List each line of the data that holds the string "千万工程".

Stored records:
:::

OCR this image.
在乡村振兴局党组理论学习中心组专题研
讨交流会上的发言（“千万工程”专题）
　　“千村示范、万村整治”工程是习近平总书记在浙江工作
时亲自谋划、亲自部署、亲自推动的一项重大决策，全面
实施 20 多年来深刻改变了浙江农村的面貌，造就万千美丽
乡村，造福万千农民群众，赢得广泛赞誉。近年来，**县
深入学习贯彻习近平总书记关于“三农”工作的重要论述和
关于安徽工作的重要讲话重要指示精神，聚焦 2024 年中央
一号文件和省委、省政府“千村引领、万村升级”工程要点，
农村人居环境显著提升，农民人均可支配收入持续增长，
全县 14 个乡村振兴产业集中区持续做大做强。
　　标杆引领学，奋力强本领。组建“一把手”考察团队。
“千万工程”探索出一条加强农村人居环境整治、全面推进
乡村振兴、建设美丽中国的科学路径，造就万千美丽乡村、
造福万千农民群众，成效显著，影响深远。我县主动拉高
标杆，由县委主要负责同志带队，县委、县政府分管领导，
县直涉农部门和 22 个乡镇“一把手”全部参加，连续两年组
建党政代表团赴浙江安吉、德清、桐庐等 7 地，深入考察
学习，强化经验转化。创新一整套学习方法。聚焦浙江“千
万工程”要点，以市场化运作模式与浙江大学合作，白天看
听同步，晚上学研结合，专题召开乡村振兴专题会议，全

:::

Reply to the exercise:
讨交流会上的发言（“千万工程”专题）
“千万工程”探索出一条加强农村人居环境整治、全面推进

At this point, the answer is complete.